GIVEN PROBLEM
Images embedded in the records are excluded; print everything else exactly as given.
>>>
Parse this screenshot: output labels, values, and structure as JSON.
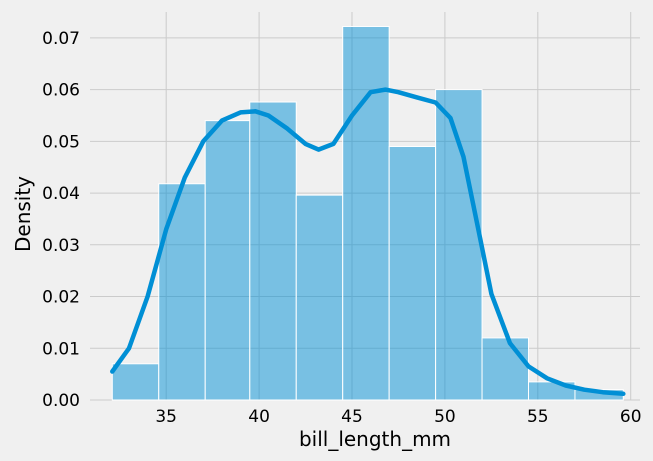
{
  "chart_data": {
    "type": "bar",
    "title": "",
    "xlabel": "bill_length_mm",
    "ylabel": "Density",
    "xlim": [
      30.9,
      60.5
    ],
    "ylim": [
      0,
      0.075
    ],
    "grid": true,
    "legend": "none",
    "x_ticks": [
      35,
      40,
      45,
      50,
      55,
      60
    ],
    "y_ticks": [
      0.0,
      0.01,
      0.02,
      0.03,
      0.04,
      0.05,
      0.06,
      0.07
    ],
    "x_tick_labels": [
      "35",
      "40",
      "45",
      "50",
      "55",
      "60"
    ],
    "y_tick_labels": [
      "0.00",
      "0.01",
      "0.02",
      "0.03",
      "0.04",
      "0.05",
      "0.06",
      "0.07"
    ],
    "bar_color": "#008fd5",
    "bar_opacity": 0.5,
    "line_color": "#008fd5",
    "bins": [
      {
        "x0": 32.1,
        "x1": 34.6,
        "density": 0.007
      },
      {
        "x0": 34.6,
        "x1": 37.1,
        "density": 0.0418
      },
      {
        "x0": 37.1,
        "x1": 39.5,
        "density": 0.054
      },
      {
        "x0": 39.5,
        "x1": 42.0,
        "density": 0.0576
      },
      {
        "x0": 42.0,
        "x1": 44.5,
        "density": 0.0396
      },
      {
        "x0": 44.5,
        "x1": 47.0,
        "density": 0.0722
      },
      {
        "x0": 47.0,
        "x1": 49.5,
        "density": 0.049
      },
      {
        "x0": 49.5,
        "x1": 52.0,
        "density": 0.06
      },
      {
        "x0": 52.0,
        "x1": 54.5,
        "density": 0.012
      },
      {
        "x0": 54.5,
        "x1": 57.0,
        "density": 0.0035
      },
      {
        "x0": 57.0,
        "x1": 59.6,
        "density": 0.002
      }
    ],
    "kde": {
      "x": [
        32.1,
        33.0,
        34.0,
        35.0,
        36.0,
        37.0,
        38.0,
        39.0,
        39.8,
        40.5,
        41.5,
        42.5,
        43.2,
        44.0,
        45.0,
        46.0,
        46.8,
        47.5,
        48.5,
        49.5,
        50.3,
        51.0,
        51.8,
        52.5,
        53.5,
        54.5,
        55.5,
        56.5,
        57.5,
        58.5,
        59.6
      ],
      "y": [
        0.0055,
        0.01,
        0.02,
        0.033,
        0.043,
        0.05,
        0.054,
        0.0556,
        0.0558,
        0.055,
        0.0525,
        0.0495,
        0.0484,
        0.0495,
        0.055,
        0.0595,
        0.06,
        0.0595,
        0.0585,
        0.0575,
        0.0545,
        0.047,
        0.033,
        0.0205,
        0.011,
        0.0065,
        0.0042,
        0.0028,
        0.002,
        0.0015,
        0.0012
      ]
    }
  }
}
<<<
PROBLEM SOLUTION
Parse this screenshot: output labels, values, and structure as JSON.
{
  "chart_data": {
    "type": "bar",
    "title": "",
    "xlabel": "bill_length_mm",
    "ylabel": "Density",
    "xlim": [
      30.9,
      60.5
    ],
    "ylim": [
      0,
      0.075
    ],
    "grid": true,
    "legend": "none",
    "x_ticks": [
      35,
      40,
      45,
      50,
      55,
      60
    ],
    "y_ticks": [
      0.0,
      0.01,
      0.02,
      0.03,
      0.04,
      0.05,
      0.06,
      0.07
    ],
    "x_tick_labels": [
      "35",
      "40",
      "45",
      "50",
      "55",
      "60"
    ],
    "y_tick_labels": [
      "0.00",
      "0.01",
      "0.02",
      "0.03",
      "0.04",
      "0.05",
      "0.06",
      "0.07"
    ],
    "bar_color": "#008fd5",
    "bar_opacity": 0.5,
    "line_color": "#008fd5",
    "bins": [
      {
        "x0": 32.1,
        "x1": 34.6,
        "density": 0.007
      },
      {
        "x0": 34.6,
        "x1": 37.1,
        "density": 0.0418
      },
      {
        "x0": 37.1,
        "x1": 39.5,
        "density": 0.054
      },
      {
        "x0": 39.5,
        "x1": 42.0,
        "density": 0.0576
      },
      {
        "x0": 42.0,
        "x1": 44.5,
        "density": 0.0396
      },
      {
        "x0": 44.5,
        "x1": 47.0,
        "density": 0.0722
      },
      {
        "x0": 47.0,
        "x1": 49.5,
        "density": 0.049
      },
      {
        "x0": 49.5,
        "x1": 52.0,
        "density": 0.06
      },
      {
        "x0": 52.0,
        "x1": 54.5,
        "density": 0.012
      },
      {
        "x0": 54.5,
        "x1": 57.0,
        "density": 0.0035
      },
      {
        "x0": 57.0,
        "x1": 59.6,
        "density": 0.002
      }
    ],
    "kde": {
      "x": [
        32.1,
        33.0,
        34.0,
        35.0,
        36.0,
        37.0,
        38.0,
        39.0,
        39.8,
        40.5,
        41.5,
        42.5,
        43.2,
        44.0,
        45.0,
        46.0,
        46.8,
        47.5,
        48.5,
        49.5,
        50.3,
        51.0,
        51.8,
        52.5,
        53.5,
        54.5,
        55.5,
        56.5,
        57.5,
        58.5,
        59.6
      ],
      "y": [
        0.0055,
        0.01,
        0.02,
        0.033,
        0.043,
        0.05,
        0.054,
        0.0556,
        0.0558,
        0.055,
        0.0525,
        0.0495,
        0.0484,
        0.0495,
        0.055,
        0.0595,
        0.06,
        0.0595,
        0.0585,
        0.0575,
        0.0545,
        0.047,
        0.033,
        0.0205,
        0.011,
        0.0065,
        0.0042,
        0.0028,
        0.002,
        0.0015,
        0.0012
      ]
    }
  }
}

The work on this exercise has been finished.